### EXERCISE TASK
Switch every "table-row" in the entries below to "list-row", then write all the lines out again with nothing else changed.
◇ ◇ ◇ ◇ ◇ ◇ ◇
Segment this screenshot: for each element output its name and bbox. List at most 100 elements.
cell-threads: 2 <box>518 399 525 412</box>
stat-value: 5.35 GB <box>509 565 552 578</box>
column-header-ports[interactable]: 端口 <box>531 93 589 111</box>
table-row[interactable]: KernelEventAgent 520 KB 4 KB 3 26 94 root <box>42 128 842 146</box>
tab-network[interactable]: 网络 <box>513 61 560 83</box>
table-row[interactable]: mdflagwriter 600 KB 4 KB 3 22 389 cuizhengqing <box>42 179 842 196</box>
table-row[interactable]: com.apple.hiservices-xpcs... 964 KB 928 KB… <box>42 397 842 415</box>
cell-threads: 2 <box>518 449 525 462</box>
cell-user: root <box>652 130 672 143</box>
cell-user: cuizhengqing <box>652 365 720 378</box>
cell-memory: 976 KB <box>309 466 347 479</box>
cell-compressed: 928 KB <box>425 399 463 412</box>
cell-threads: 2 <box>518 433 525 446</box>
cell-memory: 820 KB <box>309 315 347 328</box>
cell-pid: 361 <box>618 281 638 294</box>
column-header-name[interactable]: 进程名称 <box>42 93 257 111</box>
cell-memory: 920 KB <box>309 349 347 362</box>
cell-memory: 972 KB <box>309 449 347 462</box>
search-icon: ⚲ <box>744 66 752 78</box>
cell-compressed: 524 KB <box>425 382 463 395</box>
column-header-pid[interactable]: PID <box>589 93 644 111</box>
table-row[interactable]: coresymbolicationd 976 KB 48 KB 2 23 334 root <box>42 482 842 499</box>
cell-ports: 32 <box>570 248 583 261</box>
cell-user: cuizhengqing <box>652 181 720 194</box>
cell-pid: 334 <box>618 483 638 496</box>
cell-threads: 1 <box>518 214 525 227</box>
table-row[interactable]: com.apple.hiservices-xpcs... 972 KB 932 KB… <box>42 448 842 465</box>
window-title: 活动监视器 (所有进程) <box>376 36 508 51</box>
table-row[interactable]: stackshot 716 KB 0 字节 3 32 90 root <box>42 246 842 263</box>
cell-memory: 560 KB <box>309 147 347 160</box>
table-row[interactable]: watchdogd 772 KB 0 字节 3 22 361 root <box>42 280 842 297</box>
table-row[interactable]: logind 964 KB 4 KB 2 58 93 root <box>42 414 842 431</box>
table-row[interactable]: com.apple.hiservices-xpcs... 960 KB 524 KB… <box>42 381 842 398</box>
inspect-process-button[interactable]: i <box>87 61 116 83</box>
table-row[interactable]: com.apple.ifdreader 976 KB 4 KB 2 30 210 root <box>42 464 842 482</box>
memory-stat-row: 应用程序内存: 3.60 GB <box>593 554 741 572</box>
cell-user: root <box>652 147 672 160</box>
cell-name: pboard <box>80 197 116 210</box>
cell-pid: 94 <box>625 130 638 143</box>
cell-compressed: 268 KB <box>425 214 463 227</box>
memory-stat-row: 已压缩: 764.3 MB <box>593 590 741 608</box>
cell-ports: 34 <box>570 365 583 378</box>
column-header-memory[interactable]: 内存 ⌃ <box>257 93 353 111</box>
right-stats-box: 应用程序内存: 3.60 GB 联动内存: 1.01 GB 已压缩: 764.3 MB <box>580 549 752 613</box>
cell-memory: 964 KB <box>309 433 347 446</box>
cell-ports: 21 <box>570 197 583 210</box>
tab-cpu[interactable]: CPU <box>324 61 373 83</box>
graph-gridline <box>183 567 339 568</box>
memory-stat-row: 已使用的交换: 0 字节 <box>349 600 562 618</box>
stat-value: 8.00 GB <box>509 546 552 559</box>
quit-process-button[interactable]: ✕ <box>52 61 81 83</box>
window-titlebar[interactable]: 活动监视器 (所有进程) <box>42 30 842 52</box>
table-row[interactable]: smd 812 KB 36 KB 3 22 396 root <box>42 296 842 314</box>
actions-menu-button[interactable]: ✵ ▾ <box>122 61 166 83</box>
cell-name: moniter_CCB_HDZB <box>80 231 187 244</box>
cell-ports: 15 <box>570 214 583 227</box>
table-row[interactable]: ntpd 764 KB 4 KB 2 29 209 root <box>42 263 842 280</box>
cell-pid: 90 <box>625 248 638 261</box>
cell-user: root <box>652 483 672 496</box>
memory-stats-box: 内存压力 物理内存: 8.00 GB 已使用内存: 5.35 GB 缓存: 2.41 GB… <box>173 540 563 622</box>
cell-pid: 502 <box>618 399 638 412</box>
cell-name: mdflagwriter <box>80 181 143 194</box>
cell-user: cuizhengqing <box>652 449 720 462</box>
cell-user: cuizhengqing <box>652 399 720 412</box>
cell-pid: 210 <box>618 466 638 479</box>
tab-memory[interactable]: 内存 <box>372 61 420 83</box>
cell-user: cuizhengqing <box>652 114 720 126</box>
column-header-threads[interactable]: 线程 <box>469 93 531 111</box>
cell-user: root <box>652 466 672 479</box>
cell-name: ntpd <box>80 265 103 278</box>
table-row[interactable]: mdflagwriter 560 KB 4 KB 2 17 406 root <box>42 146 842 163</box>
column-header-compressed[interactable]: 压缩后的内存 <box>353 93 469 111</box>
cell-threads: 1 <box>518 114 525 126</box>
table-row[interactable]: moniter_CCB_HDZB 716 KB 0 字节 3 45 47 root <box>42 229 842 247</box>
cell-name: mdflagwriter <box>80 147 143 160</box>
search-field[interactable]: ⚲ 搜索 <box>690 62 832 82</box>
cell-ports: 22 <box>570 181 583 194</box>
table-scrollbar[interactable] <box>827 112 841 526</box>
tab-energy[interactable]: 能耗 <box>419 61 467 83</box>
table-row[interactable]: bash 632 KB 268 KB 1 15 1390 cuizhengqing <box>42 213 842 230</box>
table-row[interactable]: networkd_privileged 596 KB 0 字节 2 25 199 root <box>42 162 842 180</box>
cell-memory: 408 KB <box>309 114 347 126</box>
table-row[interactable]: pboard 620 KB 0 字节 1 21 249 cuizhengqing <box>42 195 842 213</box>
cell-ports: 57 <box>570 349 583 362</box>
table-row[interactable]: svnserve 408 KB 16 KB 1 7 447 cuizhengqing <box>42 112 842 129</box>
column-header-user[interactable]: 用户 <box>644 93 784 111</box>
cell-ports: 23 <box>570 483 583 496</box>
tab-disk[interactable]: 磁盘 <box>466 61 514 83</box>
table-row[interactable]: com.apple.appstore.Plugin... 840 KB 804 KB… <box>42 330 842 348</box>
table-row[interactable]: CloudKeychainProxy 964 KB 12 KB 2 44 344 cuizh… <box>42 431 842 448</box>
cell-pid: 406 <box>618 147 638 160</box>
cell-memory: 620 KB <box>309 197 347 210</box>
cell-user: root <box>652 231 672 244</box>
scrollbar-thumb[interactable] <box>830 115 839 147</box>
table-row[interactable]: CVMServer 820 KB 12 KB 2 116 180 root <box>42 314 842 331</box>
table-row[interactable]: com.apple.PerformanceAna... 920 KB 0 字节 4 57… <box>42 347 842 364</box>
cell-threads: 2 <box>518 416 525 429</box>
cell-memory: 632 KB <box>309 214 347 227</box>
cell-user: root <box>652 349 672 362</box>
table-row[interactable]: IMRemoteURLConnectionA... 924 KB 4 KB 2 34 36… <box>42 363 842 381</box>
◇ ◇ ◇ ◇ ◇ ◇ ◇
### REPLY TO THE EXERCISE
Segment this screenshot: for each element output its name and bbox. List at most 100 elements.
cell-threads: 2 <box>518 399 525 412</box>
stat-value: 5.35 GB <box>509 565 552 578</box>
column-header-ports[interactable]: 端口 <box>531 93 589 111</box>
list-row[interactable]: KernelEventAgent 520 KB 4 KB 3 26 94 root <box>42 128 842 146</box>
tab-network[interactable]: 网络 <box>513 61 560 83</box>
list-row[interactable]: mdflagwriter 600 KB 4 KB 3 22 389 cuizhengqing <box>42 179 842 196</box>
list-row[interactable]: com.apple.hiservices-xpcs... 964 KB 928 KB… <box>42 397 842 415</box>
cell-threads: 2 <box>518 449 525 462</box>
cell-user: root <box>652 130 672 143</box>
cell-user: cuizhengqing <box>652 365 720 378</box>
cell-memory: 976 KB <box>309 466 347 479</box>
cell-compressed: 928 KB <box>425 399 463 412</box>
cell-threads: 2 <box>518 433 525 446</box>
cell-memory: 820 KB <box>309 315 347 328</box>
cell-pid: 361 <box>618 281 638 294</box>
column-header-name[interactable]: 进程名称 <box>42 93 257 111</box>
cell-memory: 920 KB <box>309 349 347 362</box>
cell-memory: 972 KB <box>309 449 347 462</box>
search-icon: ⚲ <box>744 66 752 78</box>
cell-compressed: 524 KB <box>425 382 463 395</box>
column-header-pid[interactable]: PID <box>589 93 644 111</box>
list-row[interactable]: coresymbolicationd 976 KB 48 KB 2 23 334 root <box>42 482 842 499</box>
cell-ports: 32 <box>570 248 583 261</box>
cell-user: cuizhengqing <box>652 181 720 194</box>
cell-pid: 334 <box>618 483 638 496</box>
cell-threads: 1 <box>518 214 525 227</box>
list-row[interactable]: com.apple.hiservices-xpcs... 972 KB 932 KB… <box>42 448 842 465</box>
window-title: 活动监视器 (所有进程) <box>376 36 508 51</box>
list-row[interactable]: stackshot 716 KB 0 字节 3 32 90 root <box>42 246 842 263</box>
cell-memory: 560 KB <box>309 147 347 160</box>
list-row[interactable]: watchdogd 772 KB 0 字节 3 22 361 root <box>42 280 842 297</box>
list-row[interactable]: logind 964 KB 4 KB 2 58 93 root <box>42 414 842 431</box>
list-row[interactable]: com.apple.hiservices-xpcs... 960 KB 524 KB… <box>42 381 842 398</box>
inspect-process-button[interactable]: i <box>87 61 116 83</box>
list-row[interactable]: com.apple.ifdreader 976 KB 4 KB 2 30 210 root <box>42 464 842 482</box>
memory-stat-row: 应用程序内存: 3.60 GB <box>593 554 741 572</box>
cell-user: root <box>652 147 672 160</box>
cell-name: pboard <box>80 197 116 210</box>
cell-pid: 94 <box>625 130 638 143</box>
cell-compressed: 268 KB <box>425 214 463 227</box>
memory-stat-row: 已压缩: 764.3 MB <box>593 590 741 608</box>
cell-ports: 34 <box>570 365 583 378</box>
column-header-memory[interactable]: 内存 ⌃ <box>257 93 353 111</box>
right-stats-box: 应用程序内存: 3.60 GB 联动内存: 1.01 GB 已压缩: 764.3 MB <box>580 549 752 613</box>
cell-memory: 964 KB <box>309 433 347 446</box>
cell-ports: 21 <box>570 197 583 210</box>
tab-cpu[interactable]: CPU <box>324 61 373 83</box>
graph-gridline <box>183 567 339 568</box>
memory-stat-row: 已使用的交换: 0 字节 <box>349 600 562 618</box>
stat-value: 8.00 GB <box>509 546 552 559</box>
quit-process-button[interactable]: ✕ <box>52 61 81 83</box>
window-titlebar[interactable]: 活动监视器 (所有进程) <box>42 30 842 52</box>
list-row[interactable]: smd 812 KB 36 KB 3 22 396 root <box>42 296 842 314</box>
actions-menu-button[interactable]: ✵ ▾ <box>122 61 166 83</box>
cell-name: moniter_CCB_HDZB <box>80 231 187 244</box>
cell-ports: 15 <box>570 214 583 227</box>
list-row[interactable]: ntpd 764 KB 4 KB 2 29 209 root <box>42 263 842 280</box>
cell-pid: 90 <box>625 248 638 261</box>
cell-user: root <box>652 483 672 496</box>
memory-stats-box: 内存压力 物理内存: 8.00 GB 已使用内存: 5.35 GB 缓存: 2.41 GB… <box>173 540 563 622</box>
cell-pid: 502 <box>618 399 638 412</box>
cell-name: mdflagwriter <box>80 181 143 194</box>
cell-user: cuizhengqing <box>652 449 720 462</box>
cell-user: cuizhengqing <box>652 399 720 412</box>
cell-pid: 210 <box>618 466 638 479</box>
tab-memory[interactable]: 内存 <box>372 61 420 83</box>
cell-user: cuizhengqing <box>652 114 720 126</box>
column-header-threads[interactable]: 线程 <box>469 93 531 111</box>
cell-user: root <box>652 466 672 479</box>
cell-name: ntpd <box>80 265 103 278</box>
list-row[interactable]: mdflagwriter 560 KB 4 KB 2 17 406 root <box>42 146 842 163</box>
column-header-compressed[interactable]: 压缩后的内存 <box>353 93 469 111</box>
cell-threads: 1 <box>518 114 525 126</box>
list-row[interactable]: moniter_CCB_HDZB 716 KB 0 字节 3 45 47 root <box>42 229 842 247</box>
cell-name: mdflagwriter <box>80 147 143 160</box>
search-field[interactable]: ⚲ 搜索 <box>690 62 832 82</box>
cell-ports: 22 <box>570 181 583 194</box>
table-scrollbar[interactable] <box>827 112 841 526</box>
tab-energy[interactable]: 能耗 <box>419 61 467 83</box>
list-row[interactable]: bash 632 KB 268 KB 1 15 1390 cuizhengqing <box>42 213 842 230</box>
list-row[interactable]: networkd_privileged 596 KB 0 字节 2 25 199 root <box>42 162 842 180</box>
cell-memory: 408 KB <box>309 114 347 126</box>
list-row[interactable]: pboard 620 KB 0 字节 1 21 249 cuizhengqing <box>42 195 842 213</box>
cell-ports: 57 <box>570 349 583 362</box>
list-row[interactable]: svnserve 408 KB 16 KB 1 7 447 cuizhengqing <box>42 112 842 129</box>
column-header-user[interactable]: 用户 <box>644 93 784 111</box>
cell-ports: 23 <box>570 483 583 496</box>
tab-disk[interactable]: 磁盘 <box>466 61 514 83</box>
list-row[interactable]: com.apple.appstore.Plugin... 840 KB 804 KB… <box>42 330 842 348</box>
list-row[interactable]: CloudKeychainProxy 964 KB 12 KB 2 44 344 cuizh… <box>42 431 842 448</box>
cell-pid: 406 <box>618 147 638 160</box>
cell-memory: 620 KB <box>309 197 347 210</box>
cell-user: root <box>652 231 672 244</box>
scrollbar-thumb[interactable] <box>830 115 839 147</box>
list-row[interactable]: CVMServer 820 KB 12 KB 2 116 180 root <box>42 314 842 331</box>
list-row[interactable]: com.apple.PerformanceAna... 920 KB 0 字节 4 57… <box>42 347 842 364</box>
cell-threads: 2 <box>518 416 525 429</box>
cell-memory: 632 KB <box>309 214 347 227</box>
cell-user: root <box>652 349 672 362</box>
list-row[interactable]: IMRemoteURLConnectionA... 924 KB 4 KB 2 34 36… <box>42 363 842 381</box>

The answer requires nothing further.